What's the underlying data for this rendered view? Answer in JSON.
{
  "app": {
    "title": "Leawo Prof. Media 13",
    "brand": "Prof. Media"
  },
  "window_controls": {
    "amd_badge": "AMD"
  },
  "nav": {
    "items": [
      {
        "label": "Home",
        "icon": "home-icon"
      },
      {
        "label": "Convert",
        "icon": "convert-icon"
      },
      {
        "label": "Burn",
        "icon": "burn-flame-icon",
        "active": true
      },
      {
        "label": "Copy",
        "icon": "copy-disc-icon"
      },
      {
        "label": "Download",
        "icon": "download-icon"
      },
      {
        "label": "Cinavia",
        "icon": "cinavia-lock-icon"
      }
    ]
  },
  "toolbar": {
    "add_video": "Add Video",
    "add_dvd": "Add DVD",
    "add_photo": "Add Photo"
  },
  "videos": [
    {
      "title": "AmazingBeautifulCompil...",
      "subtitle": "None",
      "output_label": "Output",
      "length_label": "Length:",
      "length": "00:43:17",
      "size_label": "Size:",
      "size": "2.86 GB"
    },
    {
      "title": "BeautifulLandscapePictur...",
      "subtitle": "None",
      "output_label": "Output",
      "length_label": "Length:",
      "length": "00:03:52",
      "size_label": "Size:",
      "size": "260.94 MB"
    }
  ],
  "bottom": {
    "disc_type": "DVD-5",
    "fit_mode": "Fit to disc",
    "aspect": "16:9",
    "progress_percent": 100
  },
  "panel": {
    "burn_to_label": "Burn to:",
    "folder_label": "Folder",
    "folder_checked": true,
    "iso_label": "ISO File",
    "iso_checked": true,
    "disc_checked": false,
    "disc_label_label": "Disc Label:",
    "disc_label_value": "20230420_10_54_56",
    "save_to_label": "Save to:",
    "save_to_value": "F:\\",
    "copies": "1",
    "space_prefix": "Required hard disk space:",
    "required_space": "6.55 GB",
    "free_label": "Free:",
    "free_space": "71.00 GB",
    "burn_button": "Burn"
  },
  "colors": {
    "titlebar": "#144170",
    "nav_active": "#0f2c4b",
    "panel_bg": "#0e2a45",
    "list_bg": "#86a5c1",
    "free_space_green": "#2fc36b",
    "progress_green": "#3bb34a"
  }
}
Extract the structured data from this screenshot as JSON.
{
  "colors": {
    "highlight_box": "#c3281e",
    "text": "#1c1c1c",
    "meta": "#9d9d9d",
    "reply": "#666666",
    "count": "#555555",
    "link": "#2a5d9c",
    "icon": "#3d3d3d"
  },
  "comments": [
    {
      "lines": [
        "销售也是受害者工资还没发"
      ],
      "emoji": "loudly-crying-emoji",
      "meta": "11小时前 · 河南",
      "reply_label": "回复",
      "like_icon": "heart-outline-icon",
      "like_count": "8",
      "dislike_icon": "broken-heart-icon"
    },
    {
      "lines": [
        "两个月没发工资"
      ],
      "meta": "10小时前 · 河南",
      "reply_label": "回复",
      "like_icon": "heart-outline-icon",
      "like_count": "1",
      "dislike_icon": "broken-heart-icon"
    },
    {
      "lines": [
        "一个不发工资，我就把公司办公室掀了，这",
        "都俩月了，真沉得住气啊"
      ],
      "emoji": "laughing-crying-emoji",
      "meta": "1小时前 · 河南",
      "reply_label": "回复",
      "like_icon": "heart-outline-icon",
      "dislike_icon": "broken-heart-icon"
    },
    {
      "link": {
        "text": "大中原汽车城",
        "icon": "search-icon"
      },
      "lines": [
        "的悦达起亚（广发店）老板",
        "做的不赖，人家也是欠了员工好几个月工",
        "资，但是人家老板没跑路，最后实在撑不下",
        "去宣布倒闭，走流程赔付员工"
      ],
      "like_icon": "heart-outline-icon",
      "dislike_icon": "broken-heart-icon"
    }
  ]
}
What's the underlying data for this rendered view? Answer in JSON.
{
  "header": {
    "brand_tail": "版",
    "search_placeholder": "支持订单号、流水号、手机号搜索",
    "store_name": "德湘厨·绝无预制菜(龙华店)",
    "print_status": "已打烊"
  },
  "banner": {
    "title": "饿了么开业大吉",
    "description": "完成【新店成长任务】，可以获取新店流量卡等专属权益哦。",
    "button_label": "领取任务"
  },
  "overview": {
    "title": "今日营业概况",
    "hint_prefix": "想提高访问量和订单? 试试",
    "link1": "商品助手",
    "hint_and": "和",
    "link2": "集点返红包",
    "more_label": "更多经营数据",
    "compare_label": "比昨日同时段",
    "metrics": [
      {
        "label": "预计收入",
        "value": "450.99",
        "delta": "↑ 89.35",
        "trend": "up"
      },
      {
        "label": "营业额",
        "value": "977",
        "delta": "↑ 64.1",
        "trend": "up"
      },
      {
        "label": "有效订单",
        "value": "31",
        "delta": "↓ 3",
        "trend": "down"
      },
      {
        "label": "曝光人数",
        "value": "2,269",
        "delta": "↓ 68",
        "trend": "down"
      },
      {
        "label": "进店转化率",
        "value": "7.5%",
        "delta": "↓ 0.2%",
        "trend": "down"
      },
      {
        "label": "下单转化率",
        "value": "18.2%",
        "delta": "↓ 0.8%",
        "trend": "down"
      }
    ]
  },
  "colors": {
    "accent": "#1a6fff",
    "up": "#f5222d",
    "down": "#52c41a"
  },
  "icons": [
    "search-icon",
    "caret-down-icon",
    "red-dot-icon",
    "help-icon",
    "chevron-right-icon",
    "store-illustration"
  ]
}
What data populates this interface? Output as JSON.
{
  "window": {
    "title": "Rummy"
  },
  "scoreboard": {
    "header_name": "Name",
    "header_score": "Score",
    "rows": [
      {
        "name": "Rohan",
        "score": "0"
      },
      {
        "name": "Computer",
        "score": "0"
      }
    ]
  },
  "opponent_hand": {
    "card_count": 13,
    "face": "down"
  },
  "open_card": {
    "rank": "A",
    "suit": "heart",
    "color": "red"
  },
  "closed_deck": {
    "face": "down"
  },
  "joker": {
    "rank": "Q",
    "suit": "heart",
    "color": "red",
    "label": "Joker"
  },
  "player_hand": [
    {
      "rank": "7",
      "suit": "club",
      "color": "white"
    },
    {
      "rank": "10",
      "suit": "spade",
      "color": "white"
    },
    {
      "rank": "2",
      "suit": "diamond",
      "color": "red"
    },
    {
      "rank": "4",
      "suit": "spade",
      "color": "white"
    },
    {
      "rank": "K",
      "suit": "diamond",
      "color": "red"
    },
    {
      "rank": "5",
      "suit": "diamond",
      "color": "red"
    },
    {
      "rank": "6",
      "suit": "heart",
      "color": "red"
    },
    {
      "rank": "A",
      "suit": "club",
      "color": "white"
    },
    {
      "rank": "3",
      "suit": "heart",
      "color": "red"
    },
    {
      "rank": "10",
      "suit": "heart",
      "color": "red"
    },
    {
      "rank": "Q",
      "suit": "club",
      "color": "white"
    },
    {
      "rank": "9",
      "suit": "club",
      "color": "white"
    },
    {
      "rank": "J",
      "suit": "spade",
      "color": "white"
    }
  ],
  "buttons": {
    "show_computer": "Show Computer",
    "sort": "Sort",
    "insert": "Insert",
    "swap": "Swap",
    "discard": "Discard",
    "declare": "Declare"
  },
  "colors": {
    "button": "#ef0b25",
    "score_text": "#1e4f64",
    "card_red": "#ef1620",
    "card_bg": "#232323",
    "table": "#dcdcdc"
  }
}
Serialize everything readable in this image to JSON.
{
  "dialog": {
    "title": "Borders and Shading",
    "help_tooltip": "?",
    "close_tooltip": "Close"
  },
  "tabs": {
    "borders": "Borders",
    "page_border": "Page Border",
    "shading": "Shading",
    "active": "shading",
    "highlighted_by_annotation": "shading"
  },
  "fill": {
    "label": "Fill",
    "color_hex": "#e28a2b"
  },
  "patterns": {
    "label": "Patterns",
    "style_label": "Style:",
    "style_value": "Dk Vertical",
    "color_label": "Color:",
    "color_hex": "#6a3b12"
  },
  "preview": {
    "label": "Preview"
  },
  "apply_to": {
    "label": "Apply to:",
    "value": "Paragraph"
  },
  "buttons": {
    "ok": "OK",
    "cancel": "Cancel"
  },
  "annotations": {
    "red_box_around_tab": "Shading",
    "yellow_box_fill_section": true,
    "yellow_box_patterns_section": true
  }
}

• • •

#### Short problem
Extract, exactly, the lines above that begin at the line containing "Serialize everything readable" and end at the final line of the records; add no other text.

#### Finished answer
Serialize everything readable in this image to JSON.
{
  "dialog": {
    "title": "Borders and Shading",
    "help_tooltip": "?",
    "close_tooltip": "Close"
  },
  "tabs": {
    "borders": "Borders",
    "page_border": "Page Border",
    "shading": "Shading",
    "active": "shading",
    "highlighted_by_annotation": "shading"
  },
  "fill": {
    "label": "Fill",
    "color_hex": "#e28a2b"
  },
  "patterns": {
    "label": "Patterns",
    "style_label": "Style:",
    "style_value": "Dk Vertical",
    "color_label": "Color:",
    "color_hex": "#6a3b12"
  },
  "preview": {
    "label": "Preview"
  },
  "apply_to": {
    "label": "Apply to:",
    "value": "Paragraph"
  },
  "buttons": {
    "ok": "OK",
    "cancel": "Cancel"
  },
  "annotations": {
    "red_box_around_tab": "Shading",
    "yellow_box_fill_section": true,
    "yellow_box_patterns_section": true
  }
}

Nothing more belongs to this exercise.